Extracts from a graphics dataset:
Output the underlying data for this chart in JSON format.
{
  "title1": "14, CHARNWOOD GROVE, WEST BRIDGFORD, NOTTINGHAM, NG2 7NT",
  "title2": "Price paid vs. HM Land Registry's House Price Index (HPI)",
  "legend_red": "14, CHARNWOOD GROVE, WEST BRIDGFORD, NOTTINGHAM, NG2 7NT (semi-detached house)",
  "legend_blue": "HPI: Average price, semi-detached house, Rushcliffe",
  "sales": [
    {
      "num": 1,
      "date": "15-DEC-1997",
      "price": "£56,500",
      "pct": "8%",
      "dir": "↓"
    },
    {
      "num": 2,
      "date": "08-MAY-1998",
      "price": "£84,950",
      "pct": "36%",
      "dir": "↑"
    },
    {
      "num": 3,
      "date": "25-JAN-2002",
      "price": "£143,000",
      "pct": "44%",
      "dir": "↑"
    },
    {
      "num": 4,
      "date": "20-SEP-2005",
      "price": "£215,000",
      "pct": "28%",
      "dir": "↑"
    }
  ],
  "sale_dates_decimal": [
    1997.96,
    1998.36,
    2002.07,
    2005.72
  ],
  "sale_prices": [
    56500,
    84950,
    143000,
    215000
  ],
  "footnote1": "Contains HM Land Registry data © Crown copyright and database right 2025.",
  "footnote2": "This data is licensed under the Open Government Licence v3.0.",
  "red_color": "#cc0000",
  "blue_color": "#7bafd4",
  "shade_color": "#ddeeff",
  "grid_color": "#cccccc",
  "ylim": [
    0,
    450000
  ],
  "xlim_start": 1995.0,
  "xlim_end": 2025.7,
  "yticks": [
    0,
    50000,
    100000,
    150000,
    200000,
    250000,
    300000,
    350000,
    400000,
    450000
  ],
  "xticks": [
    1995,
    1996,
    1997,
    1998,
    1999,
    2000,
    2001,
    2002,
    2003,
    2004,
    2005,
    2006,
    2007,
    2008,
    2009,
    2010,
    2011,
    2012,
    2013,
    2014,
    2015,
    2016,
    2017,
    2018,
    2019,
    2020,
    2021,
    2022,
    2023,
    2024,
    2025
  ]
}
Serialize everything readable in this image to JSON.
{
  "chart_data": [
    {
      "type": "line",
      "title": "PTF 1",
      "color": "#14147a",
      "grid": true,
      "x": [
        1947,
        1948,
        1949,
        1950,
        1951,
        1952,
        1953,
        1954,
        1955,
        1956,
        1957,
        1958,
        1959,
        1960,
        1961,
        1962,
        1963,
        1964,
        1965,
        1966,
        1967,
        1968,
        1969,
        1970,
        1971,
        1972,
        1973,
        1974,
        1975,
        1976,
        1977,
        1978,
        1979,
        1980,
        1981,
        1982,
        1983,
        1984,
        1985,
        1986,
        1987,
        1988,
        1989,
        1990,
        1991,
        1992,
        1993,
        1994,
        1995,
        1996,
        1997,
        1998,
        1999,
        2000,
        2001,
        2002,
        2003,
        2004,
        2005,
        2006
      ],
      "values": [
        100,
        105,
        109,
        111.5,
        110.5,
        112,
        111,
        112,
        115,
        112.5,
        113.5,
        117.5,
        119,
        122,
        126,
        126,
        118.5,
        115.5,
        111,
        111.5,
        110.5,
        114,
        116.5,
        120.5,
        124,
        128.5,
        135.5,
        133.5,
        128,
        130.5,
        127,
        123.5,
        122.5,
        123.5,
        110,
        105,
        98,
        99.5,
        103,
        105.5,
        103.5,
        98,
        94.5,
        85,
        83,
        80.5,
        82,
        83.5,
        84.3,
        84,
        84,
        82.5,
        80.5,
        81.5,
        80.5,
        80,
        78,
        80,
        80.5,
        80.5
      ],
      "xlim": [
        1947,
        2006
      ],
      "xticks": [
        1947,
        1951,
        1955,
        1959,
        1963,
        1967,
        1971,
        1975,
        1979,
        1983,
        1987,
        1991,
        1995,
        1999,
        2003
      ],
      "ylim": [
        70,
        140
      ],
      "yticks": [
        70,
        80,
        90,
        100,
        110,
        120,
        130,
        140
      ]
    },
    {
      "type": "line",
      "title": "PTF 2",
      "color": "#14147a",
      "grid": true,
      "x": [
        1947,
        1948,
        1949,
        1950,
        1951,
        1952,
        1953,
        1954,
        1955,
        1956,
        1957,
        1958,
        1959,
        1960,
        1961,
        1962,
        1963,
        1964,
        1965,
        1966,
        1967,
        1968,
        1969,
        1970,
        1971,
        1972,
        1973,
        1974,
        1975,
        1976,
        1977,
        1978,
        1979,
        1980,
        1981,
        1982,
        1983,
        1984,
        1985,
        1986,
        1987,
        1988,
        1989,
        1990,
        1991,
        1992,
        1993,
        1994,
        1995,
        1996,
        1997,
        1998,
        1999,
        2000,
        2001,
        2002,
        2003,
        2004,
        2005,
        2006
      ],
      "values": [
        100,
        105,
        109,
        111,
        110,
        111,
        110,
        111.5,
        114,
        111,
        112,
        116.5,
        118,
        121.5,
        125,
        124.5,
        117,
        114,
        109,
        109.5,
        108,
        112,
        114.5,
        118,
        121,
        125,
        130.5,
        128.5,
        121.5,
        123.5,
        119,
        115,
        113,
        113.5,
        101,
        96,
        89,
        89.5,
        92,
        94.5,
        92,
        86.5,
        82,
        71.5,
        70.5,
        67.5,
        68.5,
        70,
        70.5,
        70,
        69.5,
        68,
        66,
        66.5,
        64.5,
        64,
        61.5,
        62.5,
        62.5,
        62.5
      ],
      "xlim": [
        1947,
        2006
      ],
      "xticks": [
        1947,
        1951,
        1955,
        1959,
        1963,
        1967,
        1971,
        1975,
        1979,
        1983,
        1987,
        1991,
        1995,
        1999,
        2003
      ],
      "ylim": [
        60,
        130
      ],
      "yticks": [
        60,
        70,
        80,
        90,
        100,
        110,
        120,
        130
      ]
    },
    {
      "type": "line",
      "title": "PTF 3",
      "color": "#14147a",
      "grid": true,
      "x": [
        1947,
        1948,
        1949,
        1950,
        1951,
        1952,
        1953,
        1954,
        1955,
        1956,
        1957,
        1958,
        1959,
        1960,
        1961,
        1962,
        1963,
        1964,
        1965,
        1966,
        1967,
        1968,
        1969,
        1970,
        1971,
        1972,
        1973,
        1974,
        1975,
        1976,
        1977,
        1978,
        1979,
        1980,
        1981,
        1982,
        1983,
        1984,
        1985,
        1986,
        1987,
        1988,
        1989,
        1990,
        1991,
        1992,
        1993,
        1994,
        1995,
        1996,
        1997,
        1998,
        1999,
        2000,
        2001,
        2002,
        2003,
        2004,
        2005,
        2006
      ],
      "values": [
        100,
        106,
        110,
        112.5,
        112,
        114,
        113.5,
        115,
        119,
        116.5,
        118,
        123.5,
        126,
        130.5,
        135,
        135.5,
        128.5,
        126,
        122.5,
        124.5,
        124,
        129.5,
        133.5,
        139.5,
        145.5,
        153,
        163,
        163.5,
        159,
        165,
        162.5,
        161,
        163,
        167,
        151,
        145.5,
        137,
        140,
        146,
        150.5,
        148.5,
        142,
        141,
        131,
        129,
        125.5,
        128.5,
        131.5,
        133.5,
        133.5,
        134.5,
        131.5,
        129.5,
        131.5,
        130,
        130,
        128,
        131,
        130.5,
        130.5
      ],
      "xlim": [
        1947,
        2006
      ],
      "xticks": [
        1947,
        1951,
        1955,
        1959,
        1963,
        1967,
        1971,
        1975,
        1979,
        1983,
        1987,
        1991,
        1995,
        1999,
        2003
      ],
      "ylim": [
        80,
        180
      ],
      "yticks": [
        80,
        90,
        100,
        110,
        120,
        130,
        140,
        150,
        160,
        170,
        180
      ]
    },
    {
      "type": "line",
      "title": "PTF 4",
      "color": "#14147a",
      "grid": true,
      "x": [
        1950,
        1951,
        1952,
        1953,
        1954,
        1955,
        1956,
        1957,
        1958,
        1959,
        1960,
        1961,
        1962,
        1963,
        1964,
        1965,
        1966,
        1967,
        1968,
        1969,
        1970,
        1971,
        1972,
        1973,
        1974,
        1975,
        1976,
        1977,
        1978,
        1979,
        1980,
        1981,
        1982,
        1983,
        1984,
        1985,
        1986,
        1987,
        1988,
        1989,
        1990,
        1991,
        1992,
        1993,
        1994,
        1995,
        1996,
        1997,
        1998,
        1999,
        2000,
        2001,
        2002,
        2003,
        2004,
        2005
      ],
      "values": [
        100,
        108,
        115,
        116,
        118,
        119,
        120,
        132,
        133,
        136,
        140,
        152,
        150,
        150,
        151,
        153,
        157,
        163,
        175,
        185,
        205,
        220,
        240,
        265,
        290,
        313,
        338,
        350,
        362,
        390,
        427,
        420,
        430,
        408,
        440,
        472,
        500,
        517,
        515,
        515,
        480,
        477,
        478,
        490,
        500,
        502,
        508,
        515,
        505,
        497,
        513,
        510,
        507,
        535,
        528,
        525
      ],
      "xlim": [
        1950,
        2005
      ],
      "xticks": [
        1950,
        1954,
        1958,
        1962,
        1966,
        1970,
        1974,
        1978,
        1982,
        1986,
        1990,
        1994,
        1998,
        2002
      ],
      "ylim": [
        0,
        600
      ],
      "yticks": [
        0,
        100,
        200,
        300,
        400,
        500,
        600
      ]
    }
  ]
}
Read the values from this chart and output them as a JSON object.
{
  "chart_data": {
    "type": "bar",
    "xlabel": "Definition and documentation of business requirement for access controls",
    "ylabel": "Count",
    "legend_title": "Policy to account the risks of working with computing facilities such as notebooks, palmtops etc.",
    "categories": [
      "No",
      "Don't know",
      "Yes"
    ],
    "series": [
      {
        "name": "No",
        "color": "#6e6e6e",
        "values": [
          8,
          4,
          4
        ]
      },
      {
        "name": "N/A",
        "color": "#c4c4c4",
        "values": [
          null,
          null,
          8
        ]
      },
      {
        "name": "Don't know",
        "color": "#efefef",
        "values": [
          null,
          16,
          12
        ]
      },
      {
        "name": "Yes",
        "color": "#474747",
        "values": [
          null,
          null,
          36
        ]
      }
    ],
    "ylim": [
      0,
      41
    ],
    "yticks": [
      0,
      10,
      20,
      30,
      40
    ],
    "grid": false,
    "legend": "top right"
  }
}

**EXERCISE BRIEF**.
Review the material and copy each line in which the word "Registry" appears.

**OUTPUT FOR THIS EXERCISE**.
  "title2": "Price paid vs. HM Land Registry's House Price Index (HPI)",
  "footnote1": "Contains HM Land Registry data © Crown copyright and database right 2025.",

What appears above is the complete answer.